▸ PROBLEM STATEMENT
Go through the material and tally the lines containing the string "name". Give the total alone.

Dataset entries
---

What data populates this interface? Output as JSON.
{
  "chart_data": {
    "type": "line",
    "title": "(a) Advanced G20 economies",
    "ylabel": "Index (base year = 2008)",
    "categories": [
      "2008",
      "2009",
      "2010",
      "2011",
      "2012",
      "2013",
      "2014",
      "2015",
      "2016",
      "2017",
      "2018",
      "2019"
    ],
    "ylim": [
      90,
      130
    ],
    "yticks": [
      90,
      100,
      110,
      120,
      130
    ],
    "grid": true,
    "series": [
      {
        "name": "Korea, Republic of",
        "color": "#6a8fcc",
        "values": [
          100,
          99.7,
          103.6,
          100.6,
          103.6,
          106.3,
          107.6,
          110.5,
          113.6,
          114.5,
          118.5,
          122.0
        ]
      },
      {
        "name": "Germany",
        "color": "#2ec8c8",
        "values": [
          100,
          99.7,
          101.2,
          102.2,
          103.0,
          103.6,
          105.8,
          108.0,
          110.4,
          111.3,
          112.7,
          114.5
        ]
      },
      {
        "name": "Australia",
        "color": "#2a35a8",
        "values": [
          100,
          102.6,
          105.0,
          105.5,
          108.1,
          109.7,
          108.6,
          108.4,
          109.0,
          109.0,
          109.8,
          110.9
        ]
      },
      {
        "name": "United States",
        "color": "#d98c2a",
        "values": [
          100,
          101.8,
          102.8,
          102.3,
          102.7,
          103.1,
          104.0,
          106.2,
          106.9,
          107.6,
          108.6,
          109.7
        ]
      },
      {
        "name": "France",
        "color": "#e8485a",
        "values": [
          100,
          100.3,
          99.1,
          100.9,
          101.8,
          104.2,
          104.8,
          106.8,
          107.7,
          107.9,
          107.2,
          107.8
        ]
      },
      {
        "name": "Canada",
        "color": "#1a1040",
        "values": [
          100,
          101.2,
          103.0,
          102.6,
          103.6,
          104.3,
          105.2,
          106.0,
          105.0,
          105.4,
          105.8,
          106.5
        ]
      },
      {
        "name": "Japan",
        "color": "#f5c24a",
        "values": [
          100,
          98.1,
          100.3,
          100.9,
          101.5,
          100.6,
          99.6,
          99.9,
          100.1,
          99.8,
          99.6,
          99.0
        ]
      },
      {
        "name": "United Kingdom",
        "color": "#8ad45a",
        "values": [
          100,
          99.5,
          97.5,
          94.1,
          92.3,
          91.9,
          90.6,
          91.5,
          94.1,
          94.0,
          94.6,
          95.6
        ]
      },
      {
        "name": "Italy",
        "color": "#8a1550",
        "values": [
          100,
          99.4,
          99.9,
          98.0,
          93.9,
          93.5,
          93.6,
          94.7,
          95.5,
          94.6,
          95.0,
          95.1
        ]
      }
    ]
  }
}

---

▸ FULL RESPONSE
9